DATA FOR ANALYSIS START

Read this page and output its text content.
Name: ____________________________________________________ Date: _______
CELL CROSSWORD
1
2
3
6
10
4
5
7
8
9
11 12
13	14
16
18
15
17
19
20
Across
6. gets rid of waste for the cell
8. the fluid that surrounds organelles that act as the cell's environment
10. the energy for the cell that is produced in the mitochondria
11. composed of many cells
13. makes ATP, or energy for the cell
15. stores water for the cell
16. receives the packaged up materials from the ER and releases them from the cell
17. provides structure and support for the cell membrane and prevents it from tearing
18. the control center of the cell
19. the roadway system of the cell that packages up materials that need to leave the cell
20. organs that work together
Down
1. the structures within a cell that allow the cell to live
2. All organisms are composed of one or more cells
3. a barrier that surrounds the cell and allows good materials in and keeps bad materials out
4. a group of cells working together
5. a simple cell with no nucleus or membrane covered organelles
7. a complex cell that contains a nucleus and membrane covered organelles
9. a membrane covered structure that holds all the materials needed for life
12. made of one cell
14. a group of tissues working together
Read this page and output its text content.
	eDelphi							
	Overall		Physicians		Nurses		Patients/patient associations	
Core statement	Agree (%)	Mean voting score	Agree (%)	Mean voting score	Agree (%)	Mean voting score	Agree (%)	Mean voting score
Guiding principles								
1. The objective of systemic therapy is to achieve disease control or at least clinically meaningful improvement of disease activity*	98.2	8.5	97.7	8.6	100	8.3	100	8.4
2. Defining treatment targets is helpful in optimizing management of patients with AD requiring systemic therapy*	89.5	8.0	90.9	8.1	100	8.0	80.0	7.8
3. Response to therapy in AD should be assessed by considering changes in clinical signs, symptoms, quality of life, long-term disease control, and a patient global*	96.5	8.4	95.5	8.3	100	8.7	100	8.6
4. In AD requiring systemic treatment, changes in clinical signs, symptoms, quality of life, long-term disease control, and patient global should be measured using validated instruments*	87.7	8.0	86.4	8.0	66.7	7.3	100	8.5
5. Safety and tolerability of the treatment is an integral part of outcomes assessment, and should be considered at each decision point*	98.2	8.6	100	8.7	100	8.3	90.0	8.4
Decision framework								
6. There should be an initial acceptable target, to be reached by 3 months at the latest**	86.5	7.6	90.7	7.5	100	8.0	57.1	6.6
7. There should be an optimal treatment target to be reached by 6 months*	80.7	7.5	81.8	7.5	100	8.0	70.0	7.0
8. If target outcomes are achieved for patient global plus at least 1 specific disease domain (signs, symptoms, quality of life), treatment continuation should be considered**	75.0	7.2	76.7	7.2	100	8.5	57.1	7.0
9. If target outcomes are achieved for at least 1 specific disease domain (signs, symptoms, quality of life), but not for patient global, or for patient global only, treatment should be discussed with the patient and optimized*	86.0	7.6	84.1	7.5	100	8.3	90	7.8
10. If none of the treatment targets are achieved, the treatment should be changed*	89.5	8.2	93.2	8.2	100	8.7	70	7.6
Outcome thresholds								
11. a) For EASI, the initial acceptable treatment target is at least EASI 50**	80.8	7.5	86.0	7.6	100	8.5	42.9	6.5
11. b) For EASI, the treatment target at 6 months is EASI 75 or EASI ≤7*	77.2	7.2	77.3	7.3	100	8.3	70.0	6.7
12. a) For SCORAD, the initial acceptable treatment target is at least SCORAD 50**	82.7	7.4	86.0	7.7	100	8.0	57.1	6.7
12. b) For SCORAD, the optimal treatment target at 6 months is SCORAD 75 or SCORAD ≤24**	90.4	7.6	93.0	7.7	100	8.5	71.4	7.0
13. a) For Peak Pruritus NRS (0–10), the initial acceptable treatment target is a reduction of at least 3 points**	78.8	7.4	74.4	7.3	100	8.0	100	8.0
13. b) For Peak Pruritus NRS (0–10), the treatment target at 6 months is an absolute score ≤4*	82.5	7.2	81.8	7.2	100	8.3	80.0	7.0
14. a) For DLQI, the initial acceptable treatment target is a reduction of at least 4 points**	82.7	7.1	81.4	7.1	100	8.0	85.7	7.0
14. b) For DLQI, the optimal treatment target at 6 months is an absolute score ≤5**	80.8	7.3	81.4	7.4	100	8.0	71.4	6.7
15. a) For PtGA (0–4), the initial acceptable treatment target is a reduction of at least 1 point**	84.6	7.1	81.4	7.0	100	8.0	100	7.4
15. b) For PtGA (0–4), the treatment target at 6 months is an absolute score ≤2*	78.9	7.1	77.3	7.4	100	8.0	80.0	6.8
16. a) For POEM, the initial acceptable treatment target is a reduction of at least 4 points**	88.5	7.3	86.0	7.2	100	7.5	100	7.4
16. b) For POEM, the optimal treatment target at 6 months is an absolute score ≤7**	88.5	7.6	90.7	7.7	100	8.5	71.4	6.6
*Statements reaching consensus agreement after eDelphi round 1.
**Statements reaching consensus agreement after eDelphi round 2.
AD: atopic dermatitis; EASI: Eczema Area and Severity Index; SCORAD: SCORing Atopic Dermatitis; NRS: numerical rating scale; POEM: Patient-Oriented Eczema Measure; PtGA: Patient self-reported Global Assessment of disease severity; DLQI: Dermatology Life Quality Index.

DATA FOR ANALYSIS END

PROMPT: Count every line in the data where the string "composed" occurs. Give nothing except the number.

ANSWER TO THE EXERCISE: 2